Copy each line that has the string "проходящих" somewhere in it.

:: EXERCISE MATERIAL ::

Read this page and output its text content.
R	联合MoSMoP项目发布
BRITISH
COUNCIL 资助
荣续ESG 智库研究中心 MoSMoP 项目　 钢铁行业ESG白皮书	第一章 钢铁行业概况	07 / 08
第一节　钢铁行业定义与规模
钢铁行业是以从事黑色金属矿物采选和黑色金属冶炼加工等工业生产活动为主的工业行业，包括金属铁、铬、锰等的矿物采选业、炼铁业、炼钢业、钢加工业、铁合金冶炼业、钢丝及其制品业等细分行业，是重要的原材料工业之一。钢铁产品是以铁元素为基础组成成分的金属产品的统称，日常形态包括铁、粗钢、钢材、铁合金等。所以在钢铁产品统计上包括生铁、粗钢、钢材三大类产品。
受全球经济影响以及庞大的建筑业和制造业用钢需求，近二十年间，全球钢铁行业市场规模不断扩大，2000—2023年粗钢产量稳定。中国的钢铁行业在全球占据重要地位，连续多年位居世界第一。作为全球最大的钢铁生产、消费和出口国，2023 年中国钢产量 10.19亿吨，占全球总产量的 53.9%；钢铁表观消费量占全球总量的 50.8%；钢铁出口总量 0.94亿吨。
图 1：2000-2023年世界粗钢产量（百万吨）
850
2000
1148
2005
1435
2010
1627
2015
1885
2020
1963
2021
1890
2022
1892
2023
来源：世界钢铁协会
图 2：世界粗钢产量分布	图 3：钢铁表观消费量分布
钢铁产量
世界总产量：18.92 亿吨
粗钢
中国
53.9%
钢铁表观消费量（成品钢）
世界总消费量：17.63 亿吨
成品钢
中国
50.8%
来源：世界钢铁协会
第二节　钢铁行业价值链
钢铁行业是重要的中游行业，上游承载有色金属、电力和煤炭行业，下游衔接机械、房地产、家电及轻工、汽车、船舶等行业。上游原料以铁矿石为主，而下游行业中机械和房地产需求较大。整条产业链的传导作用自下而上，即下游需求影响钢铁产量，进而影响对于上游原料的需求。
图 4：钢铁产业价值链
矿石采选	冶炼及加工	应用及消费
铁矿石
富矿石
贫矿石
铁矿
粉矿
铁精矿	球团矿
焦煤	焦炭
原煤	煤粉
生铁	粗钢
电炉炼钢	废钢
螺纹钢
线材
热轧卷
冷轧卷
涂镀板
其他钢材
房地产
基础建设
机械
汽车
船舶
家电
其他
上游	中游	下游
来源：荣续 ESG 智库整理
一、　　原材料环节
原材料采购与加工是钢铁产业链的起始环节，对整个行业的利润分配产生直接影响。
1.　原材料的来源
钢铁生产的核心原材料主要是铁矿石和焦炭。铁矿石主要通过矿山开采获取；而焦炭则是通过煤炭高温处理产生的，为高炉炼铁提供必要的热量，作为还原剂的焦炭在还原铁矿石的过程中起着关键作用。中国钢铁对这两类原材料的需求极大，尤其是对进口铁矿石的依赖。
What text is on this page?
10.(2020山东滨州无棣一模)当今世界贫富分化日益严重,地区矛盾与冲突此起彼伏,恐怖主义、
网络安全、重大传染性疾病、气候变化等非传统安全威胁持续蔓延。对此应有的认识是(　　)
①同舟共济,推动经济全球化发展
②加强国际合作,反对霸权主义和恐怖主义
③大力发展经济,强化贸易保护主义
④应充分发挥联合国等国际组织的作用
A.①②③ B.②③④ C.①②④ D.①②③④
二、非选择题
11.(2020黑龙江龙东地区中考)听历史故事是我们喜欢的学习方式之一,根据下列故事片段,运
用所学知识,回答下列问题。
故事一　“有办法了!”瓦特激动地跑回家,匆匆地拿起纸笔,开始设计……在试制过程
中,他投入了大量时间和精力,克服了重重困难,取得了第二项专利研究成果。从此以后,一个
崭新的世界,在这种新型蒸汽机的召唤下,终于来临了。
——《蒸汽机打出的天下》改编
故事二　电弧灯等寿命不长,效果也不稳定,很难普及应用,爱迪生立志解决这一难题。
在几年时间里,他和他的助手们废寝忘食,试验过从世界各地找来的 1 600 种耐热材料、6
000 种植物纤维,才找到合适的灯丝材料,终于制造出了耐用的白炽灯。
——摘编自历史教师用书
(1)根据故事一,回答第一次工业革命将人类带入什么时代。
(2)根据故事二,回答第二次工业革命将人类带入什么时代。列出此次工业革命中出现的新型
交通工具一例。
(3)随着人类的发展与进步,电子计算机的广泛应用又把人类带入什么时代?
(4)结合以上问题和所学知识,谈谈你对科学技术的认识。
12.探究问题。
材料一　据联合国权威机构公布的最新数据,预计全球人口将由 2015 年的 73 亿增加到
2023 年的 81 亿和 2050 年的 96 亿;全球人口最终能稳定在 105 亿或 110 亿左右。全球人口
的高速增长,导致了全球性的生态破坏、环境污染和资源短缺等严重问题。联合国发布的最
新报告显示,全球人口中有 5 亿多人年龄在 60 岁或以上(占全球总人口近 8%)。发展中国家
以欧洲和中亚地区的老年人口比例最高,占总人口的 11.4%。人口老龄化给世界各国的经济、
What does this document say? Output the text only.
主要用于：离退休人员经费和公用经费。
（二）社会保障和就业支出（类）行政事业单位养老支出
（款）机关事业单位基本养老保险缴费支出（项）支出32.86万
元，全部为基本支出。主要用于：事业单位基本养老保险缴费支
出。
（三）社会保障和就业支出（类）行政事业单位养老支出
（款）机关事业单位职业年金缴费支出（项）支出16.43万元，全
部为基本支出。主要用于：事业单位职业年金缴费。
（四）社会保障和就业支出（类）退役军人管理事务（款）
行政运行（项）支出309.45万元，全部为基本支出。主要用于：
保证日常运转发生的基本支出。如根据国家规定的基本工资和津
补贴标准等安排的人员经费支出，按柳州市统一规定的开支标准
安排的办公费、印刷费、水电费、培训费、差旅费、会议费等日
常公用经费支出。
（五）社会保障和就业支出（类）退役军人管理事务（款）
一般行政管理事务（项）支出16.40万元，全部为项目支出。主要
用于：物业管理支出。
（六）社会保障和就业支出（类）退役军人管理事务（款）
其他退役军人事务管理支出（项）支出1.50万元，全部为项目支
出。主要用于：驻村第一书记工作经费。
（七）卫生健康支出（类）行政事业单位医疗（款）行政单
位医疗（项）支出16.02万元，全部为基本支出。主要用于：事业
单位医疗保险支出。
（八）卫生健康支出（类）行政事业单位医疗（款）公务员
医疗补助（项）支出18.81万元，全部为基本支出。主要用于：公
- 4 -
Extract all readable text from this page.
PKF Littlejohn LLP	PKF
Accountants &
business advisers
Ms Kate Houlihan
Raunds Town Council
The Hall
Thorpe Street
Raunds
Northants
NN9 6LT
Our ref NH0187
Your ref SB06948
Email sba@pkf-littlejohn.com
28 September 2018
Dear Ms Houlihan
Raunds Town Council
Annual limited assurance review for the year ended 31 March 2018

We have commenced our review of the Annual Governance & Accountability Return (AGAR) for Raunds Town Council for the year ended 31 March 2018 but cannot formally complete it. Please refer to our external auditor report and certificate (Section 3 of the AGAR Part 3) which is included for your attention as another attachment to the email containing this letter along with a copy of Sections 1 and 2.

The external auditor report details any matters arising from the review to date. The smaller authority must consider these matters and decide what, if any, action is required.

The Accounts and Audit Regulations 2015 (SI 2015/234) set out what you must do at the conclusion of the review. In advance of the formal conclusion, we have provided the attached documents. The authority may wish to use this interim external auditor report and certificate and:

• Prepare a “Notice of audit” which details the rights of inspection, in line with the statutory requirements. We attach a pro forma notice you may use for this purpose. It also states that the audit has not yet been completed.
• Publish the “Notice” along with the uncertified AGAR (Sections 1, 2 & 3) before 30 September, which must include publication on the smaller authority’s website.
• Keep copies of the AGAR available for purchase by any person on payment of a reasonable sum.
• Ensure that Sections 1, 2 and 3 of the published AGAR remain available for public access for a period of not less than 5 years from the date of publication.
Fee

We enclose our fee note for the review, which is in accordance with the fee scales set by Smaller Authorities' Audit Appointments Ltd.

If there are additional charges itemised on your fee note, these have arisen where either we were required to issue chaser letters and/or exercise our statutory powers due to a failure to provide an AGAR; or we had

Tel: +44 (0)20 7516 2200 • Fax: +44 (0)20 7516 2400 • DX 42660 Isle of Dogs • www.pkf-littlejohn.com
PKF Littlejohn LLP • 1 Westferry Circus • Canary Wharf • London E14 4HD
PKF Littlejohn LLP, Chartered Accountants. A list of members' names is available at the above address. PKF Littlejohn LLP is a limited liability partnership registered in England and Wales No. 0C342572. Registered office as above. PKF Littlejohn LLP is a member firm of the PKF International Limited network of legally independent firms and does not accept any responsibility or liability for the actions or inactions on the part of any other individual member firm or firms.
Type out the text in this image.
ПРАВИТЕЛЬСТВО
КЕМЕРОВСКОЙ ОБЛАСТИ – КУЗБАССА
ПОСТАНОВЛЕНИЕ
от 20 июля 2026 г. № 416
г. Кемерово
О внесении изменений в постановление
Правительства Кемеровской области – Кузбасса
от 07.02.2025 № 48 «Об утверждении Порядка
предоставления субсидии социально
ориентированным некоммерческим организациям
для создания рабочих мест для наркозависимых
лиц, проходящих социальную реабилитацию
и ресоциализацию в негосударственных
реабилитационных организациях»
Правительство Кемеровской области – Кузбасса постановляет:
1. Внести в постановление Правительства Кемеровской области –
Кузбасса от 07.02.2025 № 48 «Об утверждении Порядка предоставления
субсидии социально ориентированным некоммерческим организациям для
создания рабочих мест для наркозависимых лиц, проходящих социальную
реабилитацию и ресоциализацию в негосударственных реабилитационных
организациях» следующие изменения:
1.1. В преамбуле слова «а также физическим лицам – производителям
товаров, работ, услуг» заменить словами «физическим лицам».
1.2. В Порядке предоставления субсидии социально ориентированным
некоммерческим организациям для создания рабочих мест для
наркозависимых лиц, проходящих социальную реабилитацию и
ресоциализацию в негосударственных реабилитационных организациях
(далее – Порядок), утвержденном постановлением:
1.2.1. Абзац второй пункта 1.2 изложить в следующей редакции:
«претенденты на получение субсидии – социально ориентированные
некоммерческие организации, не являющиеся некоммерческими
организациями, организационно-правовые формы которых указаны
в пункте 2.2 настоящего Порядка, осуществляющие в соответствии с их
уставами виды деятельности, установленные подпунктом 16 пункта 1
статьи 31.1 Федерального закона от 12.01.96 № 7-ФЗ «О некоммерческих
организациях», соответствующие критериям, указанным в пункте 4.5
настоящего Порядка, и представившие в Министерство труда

:::

=== ANSWER IN FULL ===
лиц, проходящих социальную реабилитацию
создания рабочих мест для наркозависимых лиц, проходящих социальную
наркозависимых лиц, проходящих социальную реабилитацию и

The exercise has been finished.